-- Start of PROVIDED RECORDS --

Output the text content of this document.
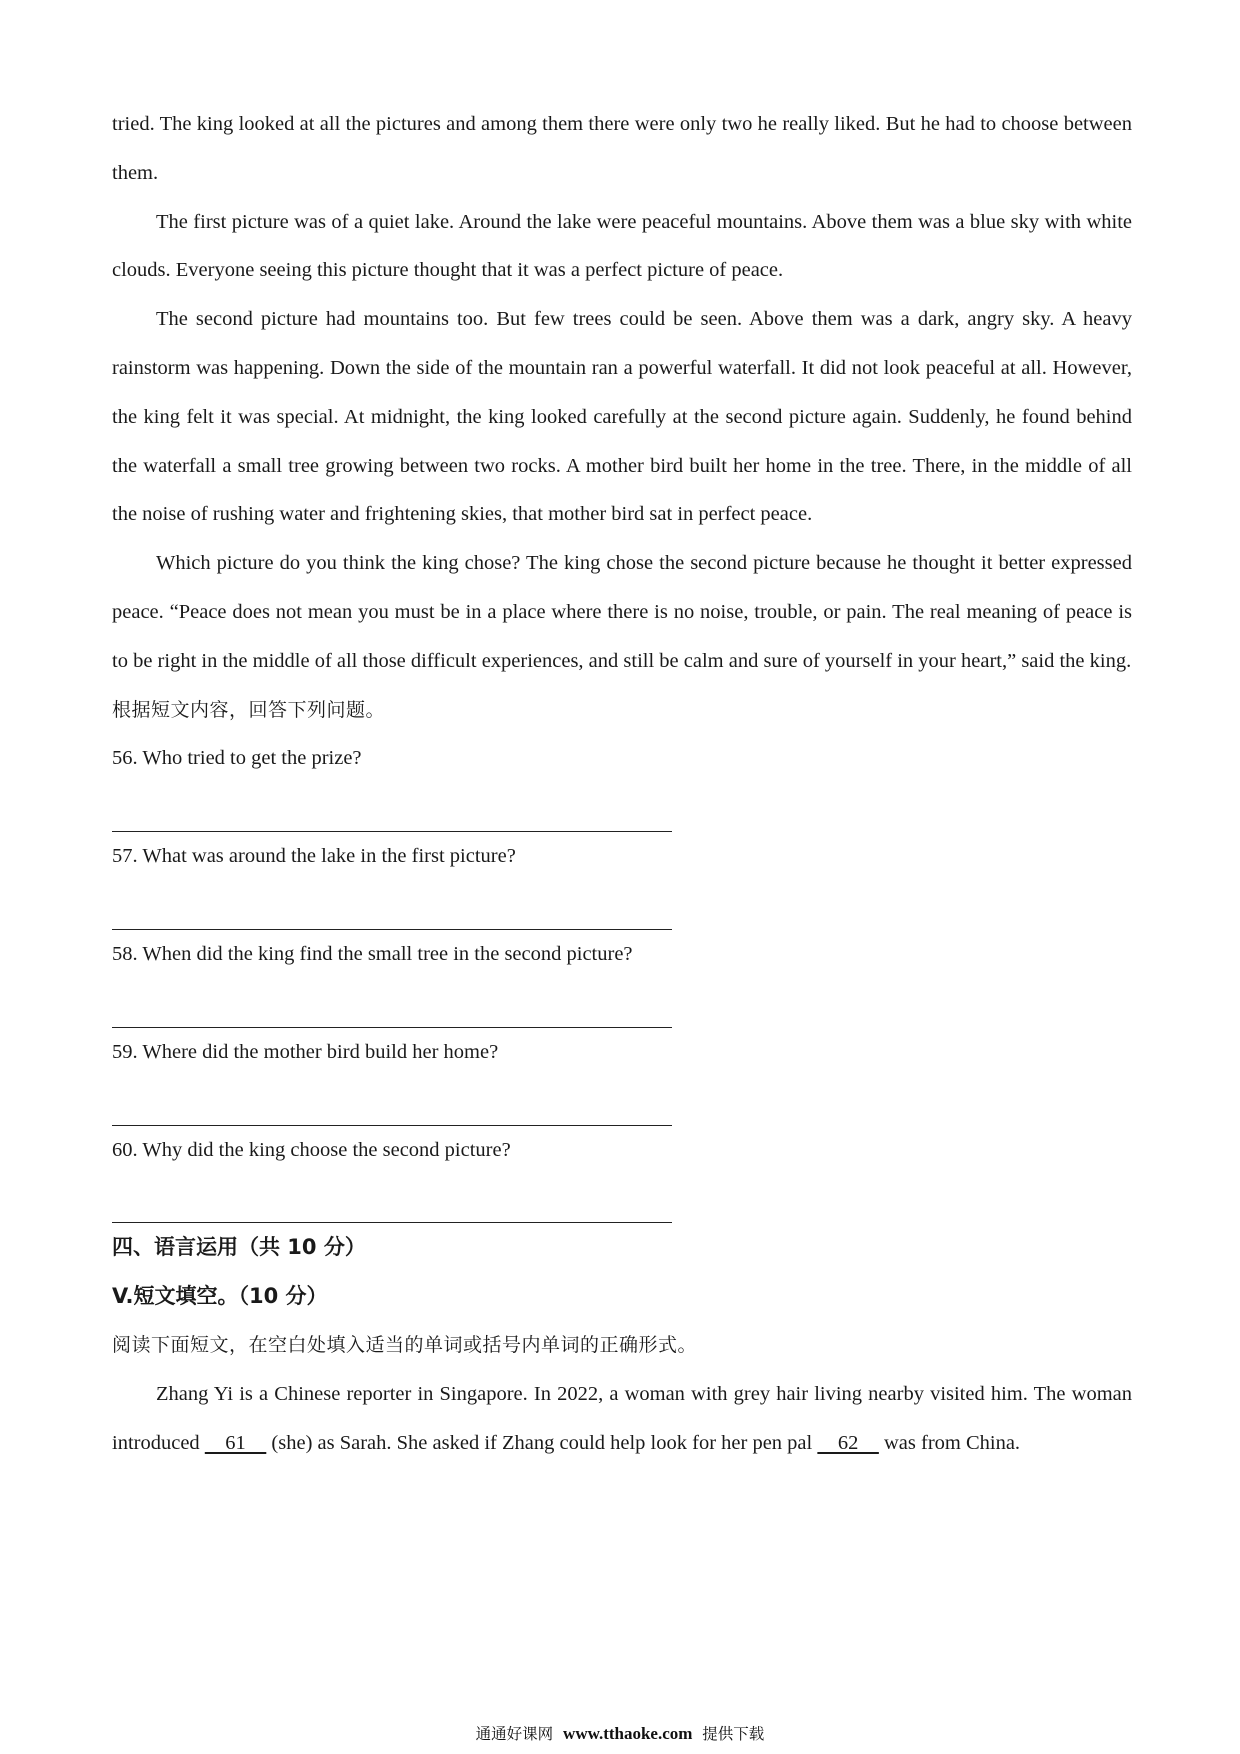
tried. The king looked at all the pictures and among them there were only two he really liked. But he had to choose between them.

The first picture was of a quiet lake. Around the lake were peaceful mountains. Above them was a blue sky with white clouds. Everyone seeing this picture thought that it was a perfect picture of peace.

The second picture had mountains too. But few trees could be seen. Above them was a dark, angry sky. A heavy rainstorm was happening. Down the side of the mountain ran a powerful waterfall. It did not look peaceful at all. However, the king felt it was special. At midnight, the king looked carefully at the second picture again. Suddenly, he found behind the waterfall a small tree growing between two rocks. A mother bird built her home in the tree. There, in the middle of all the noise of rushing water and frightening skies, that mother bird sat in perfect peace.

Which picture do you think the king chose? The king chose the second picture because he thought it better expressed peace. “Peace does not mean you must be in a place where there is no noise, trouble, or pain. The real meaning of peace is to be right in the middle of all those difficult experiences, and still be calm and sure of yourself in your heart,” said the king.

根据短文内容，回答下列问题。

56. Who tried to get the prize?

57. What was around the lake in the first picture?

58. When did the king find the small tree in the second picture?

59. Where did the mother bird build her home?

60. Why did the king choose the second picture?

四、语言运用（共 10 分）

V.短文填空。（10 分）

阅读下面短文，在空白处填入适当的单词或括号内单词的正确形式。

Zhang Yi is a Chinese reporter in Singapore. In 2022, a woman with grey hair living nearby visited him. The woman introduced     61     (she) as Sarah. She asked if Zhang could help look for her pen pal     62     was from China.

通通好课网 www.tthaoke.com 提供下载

-- End of PROVIDED RECORDS --

**WRITTEN REQUEST**
Pick out and copy the lines of the material that include the word "peaceful".

**CORRECT RESPONSE**
The first picture was of a quiet lake. Around the lake were peaceful mountains. Above them was a blue sky with white clouds. Everyone seeing this picture thought that it was a perfect picture of peace.
The second picture had mountains too. But few trees could be seen. Above them was a dark, angry sky. A heavy rainstorm was happening. Down the side of the mountain ran a powerful waterfall. It did not look peaceful at all. However, the king felt it was special. At midnight, the king looked carefully at the second picture again. Suddenly, he found behind the waterfall a small tree growing between two rocks. A mother bird built her home in the tree. There, in the middle of all the noise of rushing water and frightening skies, that mother bird sat in perfect peace.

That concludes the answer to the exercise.